[Dataset listings of figures]
"""

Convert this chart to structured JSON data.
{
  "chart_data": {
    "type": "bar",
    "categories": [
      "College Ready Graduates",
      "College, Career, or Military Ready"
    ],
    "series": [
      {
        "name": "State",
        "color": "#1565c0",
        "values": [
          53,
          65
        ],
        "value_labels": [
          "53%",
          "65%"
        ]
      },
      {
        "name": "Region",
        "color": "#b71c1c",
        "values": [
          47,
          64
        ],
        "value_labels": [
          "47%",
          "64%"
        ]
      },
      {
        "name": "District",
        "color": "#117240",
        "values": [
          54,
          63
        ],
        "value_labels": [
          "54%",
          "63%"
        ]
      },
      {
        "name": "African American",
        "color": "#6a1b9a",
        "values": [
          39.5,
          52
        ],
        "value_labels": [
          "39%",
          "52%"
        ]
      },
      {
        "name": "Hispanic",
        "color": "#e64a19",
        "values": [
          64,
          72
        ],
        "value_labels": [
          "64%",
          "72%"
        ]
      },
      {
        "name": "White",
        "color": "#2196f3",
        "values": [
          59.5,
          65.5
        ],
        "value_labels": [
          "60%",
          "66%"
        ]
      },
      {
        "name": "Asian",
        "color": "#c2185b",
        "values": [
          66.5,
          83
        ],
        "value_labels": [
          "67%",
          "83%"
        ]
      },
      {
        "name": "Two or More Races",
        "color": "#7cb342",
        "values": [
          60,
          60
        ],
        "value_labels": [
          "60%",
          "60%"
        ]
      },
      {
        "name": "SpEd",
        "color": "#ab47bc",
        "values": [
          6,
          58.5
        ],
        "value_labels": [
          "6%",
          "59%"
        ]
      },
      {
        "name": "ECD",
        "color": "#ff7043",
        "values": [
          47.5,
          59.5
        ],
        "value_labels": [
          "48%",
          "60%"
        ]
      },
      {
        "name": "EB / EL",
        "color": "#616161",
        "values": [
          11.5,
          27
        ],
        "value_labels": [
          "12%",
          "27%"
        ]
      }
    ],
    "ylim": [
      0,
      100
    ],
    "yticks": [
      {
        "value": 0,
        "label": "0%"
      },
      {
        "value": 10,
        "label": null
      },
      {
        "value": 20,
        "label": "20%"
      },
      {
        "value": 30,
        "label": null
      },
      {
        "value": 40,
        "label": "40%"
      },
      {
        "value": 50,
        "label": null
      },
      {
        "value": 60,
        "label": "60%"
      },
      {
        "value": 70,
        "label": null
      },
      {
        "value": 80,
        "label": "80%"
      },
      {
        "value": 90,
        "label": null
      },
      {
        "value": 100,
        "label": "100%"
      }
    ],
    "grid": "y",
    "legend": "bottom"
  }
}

"""

Scan the records above for the string "name", then report every line that contains it.

        "name": "State",
        "name": "Region",
        "name": "District",
        "name": "African American",
        "name": "Hispanic",
        "name": "White",
        "name": "Asian",
        "name": "Two or More Races",
        "name": "SpEd",
        "name": "ECD",
        "name": "EB / EL",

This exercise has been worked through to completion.